### SHORT TASK:
Look below and pull out each line with the word "large".

### RECORD LIST:
◆ ◆ ◆

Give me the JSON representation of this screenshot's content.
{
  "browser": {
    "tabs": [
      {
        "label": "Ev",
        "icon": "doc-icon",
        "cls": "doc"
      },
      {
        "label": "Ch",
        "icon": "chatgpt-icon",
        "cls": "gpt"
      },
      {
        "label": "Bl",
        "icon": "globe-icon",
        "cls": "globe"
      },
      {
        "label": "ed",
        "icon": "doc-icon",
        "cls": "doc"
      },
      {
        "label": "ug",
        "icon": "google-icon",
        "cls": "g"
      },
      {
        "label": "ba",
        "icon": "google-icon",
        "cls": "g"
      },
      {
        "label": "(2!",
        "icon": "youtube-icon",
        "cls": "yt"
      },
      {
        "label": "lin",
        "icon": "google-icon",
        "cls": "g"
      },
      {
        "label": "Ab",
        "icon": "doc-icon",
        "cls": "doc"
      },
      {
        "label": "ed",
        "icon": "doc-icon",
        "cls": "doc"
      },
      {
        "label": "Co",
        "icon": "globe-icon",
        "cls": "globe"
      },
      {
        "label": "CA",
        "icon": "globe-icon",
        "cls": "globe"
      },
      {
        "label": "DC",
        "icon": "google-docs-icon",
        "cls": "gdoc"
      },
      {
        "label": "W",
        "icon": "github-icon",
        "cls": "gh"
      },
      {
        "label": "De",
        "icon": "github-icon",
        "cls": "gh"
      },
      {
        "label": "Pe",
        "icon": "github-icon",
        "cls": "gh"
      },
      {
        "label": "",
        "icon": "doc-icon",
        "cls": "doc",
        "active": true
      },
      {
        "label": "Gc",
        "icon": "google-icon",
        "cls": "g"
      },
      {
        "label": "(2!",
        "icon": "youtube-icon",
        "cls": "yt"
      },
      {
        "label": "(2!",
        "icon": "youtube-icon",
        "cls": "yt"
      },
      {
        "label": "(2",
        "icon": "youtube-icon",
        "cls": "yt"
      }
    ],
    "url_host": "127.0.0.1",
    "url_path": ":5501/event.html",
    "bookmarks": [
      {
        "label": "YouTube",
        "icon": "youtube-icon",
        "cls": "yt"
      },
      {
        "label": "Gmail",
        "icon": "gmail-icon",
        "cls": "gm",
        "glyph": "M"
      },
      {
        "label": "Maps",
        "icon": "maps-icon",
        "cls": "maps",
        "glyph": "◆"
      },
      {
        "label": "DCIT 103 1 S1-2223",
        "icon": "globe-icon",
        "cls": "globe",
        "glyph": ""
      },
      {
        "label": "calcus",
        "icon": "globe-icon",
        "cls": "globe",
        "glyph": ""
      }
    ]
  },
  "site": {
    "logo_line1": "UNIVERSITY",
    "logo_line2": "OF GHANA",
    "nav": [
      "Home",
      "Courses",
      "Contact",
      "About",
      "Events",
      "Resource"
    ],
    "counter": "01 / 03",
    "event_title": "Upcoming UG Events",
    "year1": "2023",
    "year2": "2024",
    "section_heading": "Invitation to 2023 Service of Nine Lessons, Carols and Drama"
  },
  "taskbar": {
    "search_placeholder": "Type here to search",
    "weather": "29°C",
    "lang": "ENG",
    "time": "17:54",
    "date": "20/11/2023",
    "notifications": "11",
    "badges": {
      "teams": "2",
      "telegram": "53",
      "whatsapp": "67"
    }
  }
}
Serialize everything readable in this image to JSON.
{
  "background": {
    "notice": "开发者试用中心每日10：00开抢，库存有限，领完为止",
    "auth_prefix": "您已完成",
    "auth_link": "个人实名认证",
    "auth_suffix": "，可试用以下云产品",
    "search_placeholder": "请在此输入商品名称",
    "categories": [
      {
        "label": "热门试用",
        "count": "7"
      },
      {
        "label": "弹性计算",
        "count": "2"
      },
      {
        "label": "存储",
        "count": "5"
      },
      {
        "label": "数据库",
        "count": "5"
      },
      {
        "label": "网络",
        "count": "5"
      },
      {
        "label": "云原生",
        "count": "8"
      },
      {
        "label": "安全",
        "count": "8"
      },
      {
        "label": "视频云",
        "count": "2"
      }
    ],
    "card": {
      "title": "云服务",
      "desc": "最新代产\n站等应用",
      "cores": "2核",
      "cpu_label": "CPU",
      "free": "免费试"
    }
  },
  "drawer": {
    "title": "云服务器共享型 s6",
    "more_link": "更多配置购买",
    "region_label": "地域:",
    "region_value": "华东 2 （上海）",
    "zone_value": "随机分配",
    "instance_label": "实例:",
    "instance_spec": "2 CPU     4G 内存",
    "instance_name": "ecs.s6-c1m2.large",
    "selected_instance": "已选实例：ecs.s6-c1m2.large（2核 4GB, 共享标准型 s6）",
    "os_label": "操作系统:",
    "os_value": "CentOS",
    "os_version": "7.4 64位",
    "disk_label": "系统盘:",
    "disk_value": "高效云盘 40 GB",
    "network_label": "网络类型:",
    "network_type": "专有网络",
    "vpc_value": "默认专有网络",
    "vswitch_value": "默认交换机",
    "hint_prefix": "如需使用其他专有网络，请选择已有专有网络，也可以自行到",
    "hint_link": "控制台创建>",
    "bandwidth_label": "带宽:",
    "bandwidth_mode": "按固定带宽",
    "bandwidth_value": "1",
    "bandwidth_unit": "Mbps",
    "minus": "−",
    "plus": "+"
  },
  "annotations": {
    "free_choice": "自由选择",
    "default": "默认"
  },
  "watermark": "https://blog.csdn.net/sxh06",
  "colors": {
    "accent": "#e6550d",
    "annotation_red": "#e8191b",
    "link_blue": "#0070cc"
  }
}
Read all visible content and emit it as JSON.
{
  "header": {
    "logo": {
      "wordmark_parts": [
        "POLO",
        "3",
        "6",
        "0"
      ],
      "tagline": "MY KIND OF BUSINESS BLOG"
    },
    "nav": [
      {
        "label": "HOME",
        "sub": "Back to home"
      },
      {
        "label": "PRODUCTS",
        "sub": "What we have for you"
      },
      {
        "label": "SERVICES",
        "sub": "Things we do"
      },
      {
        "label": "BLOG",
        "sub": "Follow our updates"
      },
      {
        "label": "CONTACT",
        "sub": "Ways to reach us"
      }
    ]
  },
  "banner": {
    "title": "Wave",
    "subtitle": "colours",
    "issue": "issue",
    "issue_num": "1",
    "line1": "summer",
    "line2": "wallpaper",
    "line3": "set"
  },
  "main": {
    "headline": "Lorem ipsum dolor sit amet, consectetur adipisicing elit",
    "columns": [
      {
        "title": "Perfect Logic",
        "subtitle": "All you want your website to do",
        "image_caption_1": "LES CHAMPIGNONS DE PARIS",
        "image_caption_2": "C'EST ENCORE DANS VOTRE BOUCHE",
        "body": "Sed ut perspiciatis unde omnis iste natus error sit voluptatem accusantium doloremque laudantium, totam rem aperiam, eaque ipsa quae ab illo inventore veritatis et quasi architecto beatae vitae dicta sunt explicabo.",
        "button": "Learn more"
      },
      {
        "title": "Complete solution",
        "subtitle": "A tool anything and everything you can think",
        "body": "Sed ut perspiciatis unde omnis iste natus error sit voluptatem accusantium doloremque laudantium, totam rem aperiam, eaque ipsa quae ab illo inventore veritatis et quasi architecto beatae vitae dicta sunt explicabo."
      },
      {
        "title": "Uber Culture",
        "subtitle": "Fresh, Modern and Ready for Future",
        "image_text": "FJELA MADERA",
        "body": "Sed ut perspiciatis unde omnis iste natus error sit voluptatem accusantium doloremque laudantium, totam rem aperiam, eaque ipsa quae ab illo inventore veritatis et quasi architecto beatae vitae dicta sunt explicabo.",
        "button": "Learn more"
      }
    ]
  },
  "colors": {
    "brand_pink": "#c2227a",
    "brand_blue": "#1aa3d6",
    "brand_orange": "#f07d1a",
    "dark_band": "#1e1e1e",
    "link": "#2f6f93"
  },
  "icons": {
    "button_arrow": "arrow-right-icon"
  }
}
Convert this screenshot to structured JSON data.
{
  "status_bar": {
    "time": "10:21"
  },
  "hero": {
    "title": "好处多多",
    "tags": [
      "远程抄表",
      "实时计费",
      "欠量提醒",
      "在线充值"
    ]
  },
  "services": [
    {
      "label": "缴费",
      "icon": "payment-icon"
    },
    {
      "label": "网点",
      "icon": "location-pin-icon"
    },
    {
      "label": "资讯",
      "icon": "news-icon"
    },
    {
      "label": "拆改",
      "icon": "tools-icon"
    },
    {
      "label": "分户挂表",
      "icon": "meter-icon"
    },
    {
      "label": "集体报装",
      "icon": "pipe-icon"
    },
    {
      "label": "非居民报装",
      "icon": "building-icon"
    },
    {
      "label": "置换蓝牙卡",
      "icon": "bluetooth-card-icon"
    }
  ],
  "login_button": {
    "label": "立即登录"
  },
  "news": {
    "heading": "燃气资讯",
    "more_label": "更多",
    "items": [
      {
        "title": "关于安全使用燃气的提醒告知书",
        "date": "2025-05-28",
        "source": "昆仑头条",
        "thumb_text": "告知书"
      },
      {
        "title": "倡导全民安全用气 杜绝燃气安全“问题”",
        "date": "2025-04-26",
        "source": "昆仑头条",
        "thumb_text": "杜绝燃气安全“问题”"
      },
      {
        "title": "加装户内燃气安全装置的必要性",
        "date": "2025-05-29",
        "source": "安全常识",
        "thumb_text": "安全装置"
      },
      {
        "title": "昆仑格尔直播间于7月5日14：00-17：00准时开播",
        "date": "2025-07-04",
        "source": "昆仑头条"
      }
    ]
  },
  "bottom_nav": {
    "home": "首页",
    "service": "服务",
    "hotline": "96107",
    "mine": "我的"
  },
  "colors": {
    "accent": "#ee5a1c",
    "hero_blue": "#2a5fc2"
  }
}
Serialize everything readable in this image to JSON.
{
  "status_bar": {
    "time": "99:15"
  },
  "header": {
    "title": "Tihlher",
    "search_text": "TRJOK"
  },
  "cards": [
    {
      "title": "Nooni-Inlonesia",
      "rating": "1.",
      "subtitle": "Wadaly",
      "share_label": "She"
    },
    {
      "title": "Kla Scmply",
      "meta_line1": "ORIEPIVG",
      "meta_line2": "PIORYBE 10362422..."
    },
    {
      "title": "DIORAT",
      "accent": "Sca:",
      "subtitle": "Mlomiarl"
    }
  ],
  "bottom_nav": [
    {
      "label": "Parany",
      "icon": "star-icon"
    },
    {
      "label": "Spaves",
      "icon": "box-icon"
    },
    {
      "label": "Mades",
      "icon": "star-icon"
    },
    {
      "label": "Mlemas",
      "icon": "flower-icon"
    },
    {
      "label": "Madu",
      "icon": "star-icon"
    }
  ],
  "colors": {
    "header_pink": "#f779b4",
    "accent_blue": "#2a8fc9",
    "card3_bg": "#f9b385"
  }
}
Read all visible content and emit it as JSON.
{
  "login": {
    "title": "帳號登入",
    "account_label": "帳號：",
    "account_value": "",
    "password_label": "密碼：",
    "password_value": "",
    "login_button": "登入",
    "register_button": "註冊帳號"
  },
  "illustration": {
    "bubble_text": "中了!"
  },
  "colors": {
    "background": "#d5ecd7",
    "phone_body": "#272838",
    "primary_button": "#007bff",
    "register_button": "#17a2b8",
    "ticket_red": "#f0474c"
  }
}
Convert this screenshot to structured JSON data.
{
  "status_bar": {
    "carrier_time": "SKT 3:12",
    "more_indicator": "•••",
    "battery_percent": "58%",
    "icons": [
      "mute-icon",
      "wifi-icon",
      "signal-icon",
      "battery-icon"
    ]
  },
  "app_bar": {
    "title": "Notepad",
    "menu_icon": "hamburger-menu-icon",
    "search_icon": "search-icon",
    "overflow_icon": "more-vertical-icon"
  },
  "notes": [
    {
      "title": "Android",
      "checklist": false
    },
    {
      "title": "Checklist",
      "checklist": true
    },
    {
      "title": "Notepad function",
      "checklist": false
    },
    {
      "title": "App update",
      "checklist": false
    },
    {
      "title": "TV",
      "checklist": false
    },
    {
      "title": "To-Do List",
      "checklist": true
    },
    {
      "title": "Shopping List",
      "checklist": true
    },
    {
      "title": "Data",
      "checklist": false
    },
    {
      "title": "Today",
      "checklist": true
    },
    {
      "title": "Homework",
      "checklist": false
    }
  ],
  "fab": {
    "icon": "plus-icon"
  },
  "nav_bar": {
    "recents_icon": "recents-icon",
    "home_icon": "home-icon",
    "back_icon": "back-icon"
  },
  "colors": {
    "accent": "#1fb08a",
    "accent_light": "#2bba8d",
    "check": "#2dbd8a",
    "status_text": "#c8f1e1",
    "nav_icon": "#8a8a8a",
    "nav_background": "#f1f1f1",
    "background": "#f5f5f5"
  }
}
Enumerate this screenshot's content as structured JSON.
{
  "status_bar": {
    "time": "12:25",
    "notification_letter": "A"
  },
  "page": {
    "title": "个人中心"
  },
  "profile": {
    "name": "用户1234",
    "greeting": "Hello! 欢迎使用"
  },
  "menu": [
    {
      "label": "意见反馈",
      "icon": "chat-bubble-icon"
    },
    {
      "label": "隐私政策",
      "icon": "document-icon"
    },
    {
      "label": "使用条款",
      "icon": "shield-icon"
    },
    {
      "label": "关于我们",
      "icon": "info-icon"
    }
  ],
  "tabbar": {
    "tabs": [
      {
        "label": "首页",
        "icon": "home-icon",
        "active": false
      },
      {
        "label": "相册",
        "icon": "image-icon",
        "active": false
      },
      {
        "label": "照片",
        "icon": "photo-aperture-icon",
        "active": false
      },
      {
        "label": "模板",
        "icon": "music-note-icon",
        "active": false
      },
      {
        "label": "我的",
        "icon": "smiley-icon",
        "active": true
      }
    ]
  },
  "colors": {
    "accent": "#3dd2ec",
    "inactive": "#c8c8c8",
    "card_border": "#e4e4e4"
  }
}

◆ ◆ ◆

### ANSWER TO THIS PROBLEM:
    "instance_name": "ecs.s6-c1m2.large",
    "selected_instance": "已选实例：ecs.s6-c1m2.large（2核 4GB, 共享标准型 s6）",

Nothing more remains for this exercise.